=== THE PROBLEM ===
Write out every line of the material as it stands, apart from the pictures.

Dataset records
• • • •
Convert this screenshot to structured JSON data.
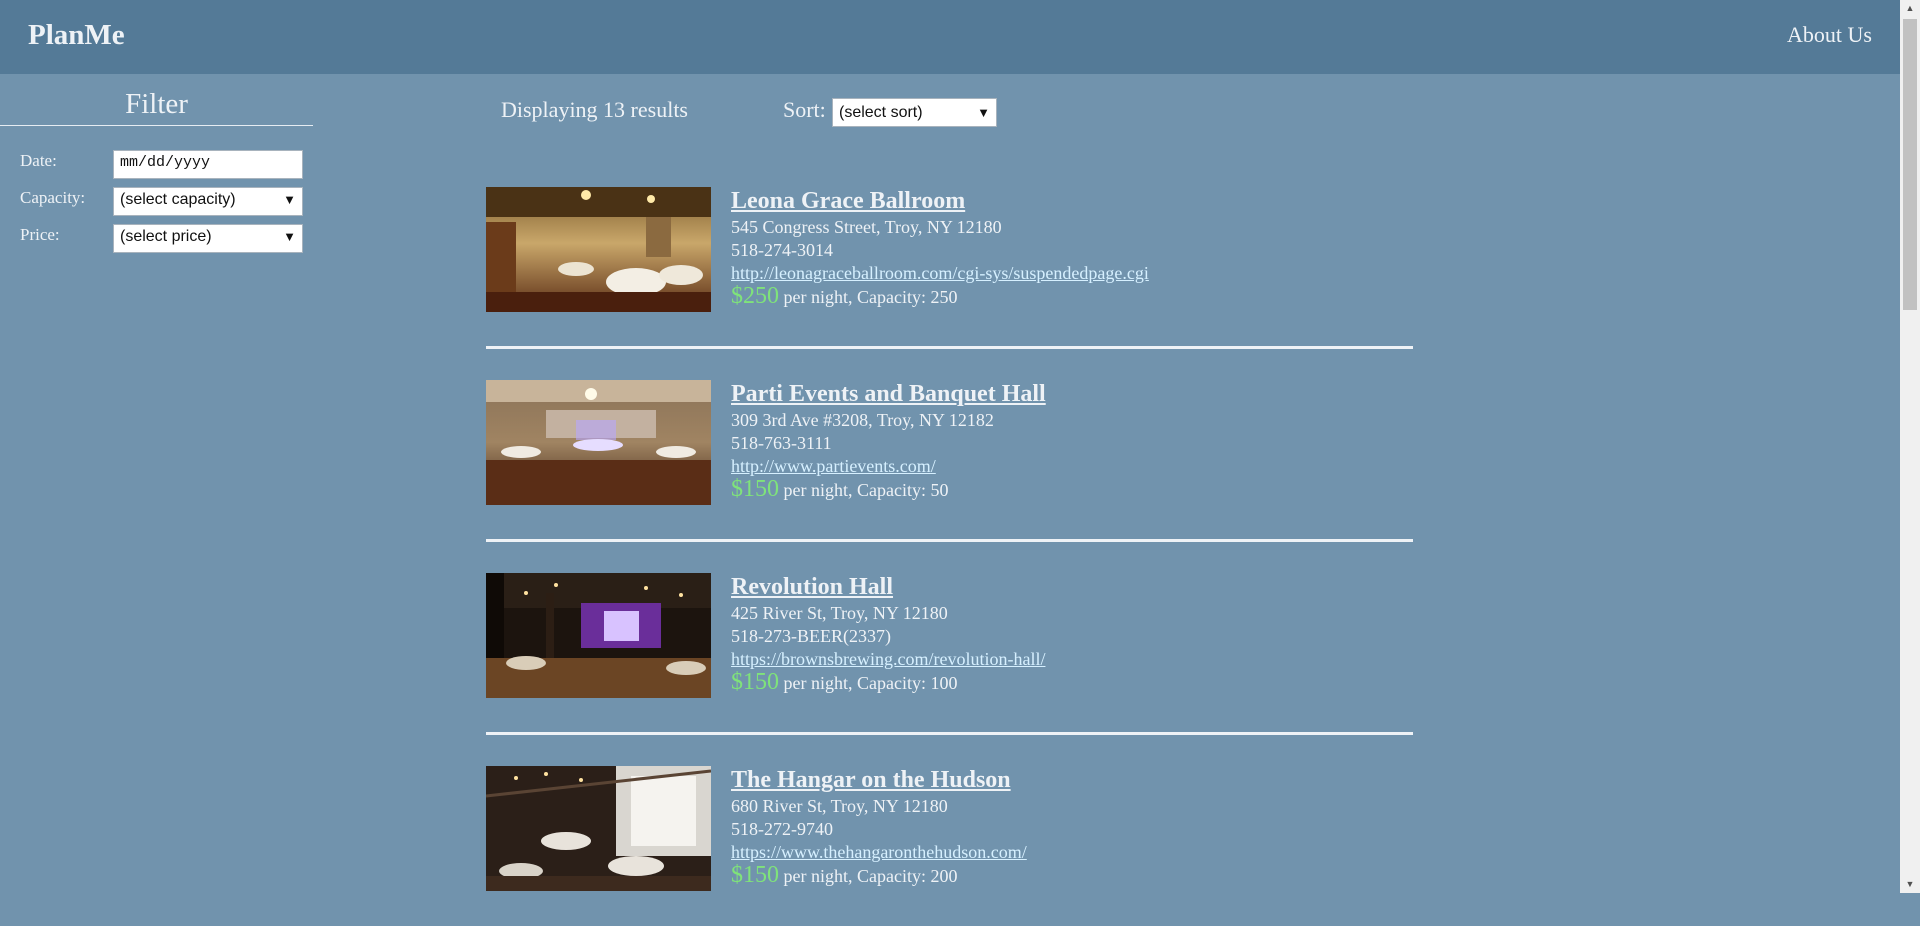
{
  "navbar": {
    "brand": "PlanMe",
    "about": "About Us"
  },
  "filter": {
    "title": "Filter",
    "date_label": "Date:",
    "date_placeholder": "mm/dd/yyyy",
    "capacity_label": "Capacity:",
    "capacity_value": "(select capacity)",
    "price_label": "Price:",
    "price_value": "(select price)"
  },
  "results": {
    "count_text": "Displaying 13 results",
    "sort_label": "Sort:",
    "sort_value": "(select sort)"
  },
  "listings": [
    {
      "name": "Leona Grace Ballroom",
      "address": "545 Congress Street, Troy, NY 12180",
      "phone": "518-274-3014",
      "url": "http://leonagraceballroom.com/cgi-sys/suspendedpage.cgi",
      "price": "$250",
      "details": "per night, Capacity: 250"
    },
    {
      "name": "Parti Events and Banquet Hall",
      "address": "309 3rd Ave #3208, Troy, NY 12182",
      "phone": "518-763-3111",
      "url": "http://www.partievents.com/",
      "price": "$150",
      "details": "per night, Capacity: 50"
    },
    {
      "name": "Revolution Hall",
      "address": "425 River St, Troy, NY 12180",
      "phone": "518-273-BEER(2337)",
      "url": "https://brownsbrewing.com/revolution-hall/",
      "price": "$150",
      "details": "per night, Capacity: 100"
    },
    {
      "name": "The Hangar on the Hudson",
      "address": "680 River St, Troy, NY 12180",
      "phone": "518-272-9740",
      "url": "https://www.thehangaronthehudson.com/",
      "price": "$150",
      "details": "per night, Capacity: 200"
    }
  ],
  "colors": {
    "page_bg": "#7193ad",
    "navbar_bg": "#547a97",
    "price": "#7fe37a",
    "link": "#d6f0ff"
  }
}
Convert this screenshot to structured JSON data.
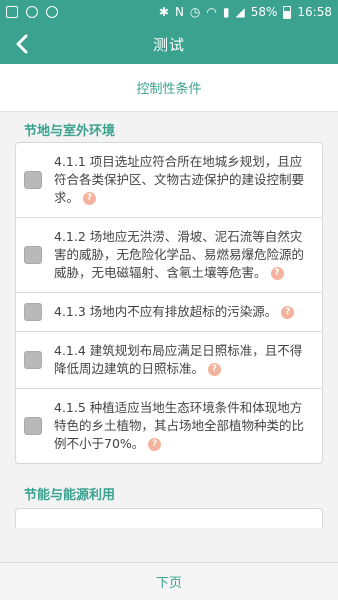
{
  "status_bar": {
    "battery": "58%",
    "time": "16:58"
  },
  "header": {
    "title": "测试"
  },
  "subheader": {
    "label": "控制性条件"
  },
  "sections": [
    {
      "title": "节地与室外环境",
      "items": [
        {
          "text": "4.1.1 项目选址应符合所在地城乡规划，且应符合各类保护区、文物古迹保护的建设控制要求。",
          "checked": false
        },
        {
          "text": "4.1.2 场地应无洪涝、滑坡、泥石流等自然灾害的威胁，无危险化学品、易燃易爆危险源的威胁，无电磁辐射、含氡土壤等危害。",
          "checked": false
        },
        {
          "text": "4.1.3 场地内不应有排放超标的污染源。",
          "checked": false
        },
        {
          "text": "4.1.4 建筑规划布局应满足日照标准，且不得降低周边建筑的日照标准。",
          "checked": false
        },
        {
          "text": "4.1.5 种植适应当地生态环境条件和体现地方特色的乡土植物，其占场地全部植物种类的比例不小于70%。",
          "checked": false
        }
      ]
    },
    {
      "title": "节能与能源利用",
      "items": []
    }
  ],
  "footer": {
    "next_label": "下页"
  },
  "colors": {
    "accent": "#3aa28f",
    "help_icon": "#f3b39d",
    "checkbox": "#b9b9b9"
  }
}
• • • •
=== SOLUTION TO THIS PROBLEM ===
Convert this screenshot to structured JSON data.
{
  "navbar": {
    "brand": "PlanMe",
    "about": "About Us"
  },
  "filter": {
    "title": "Filter",
    "date_label": "Date:",
    "date_placeholder": "mm/dd/yyyy",
    "capacity_label": "Capacity:",
    "capacity_value": "(select capacity)",
    "price_label": "Price:",
    "price_value": "(select price)"
  },
  "results": {
    "count_text": "Displaying 13 results",
    "sort_label": "Sort:",
    "sort_value": "(select sort)"
  },
  "listings": [
    {
      "name": "Leona Grace Ballroom",
      "address": "545 Congress Street, Troy, NY 12180",
      "phone": "518-274-3014",
      "url": "http://leonagraceballroom.com/cgi-sys/suspendedpage.cgi",
      "price": "$250",
      "details": "per night, Capacity: 250"
    },
    {
      "name": "Parti Events and Banquet Hall",
      "address": "309 3rd Ave #3208, Troy, NY 12182",
      "phone": "518-763-3111",
      "url": "http://www.partievents.com/",
      "price": "$150",
      "details": "per night, Capacity: 50"
    },
    {
      "name": "Revolution Hall",
      "address": "425 River St, Troy, NY 12180",
      "phone": "518-273-BEER(2337)",
      "url": "https://brownsbrewing.com/revolution-hall/",
      "price": "$150",
      "details": "per night, Capacity: 100"
    },
    {
      "name": "The Hangar on the Hudson",
      "address": "680 River St, Troy, NY 12180",
      "phone": "518-272-9740",
      "url": "https://www.thehangaronthehudson.com/",
      "price": "$150",
      "details": "per night, Capacity: 200"
    }
  ],
  "colors": {
    "page_bg": "#7193ad",
    "navbar_bg": "#547a97",
    "price": "#7fe37a",
    "link": "#d6f0ff"
  }
}
Convert this screenshot to structured JSON data.
{
  "status_bar": {
    "battery": "58%",
    "time": "16:58"
  },
  "header": {
    "title": "测试"
  },
  "subheader": {
    "label": "控制性条件"
  },
  "sections": [
    {
      "title": "节地与室外环境",
      "items": [
        {
          "text": "4.1.1 项目选址应符合所在地城乡规划，且应符合各类保护区、文物古迹保护的建设控制要求。",
          "checked": false
        },
        {
          "text": "4.1.2 场地应无洪涝、滑坡、泥石流等自然灾害的威胁，无危险化学品、易燃易爆危险源的威胁，无电磁辐射、含氡土壤等危害。",
          "checked": false
        },
        {
          "text": "4.1.3 场地内不应有排放超标的污染源。",
          "checked": false
        },
        {
          "text": "4.1.4 建筑规划布局应满足日照标准，且不得降低周边建筑的日照标准。",
          "checked": false
        },
        {
          "text": "4.1.5 种植适应当地生态环境条件和体现地方特色的乡土植物，其占场地全部植物种类的比例不小于70%。",
          "checked": false
        }
      ]
    },
    {
      "title": "节能与能源利用",
      "items": []
    }
  ],
  "footer": {
    "next_label": "下页"
  },
  "colors": {
    "accent": "#3aa28f",
    "help_icon": "#f3b39d",
    "checkbox": "#b9b9b9"
  }
}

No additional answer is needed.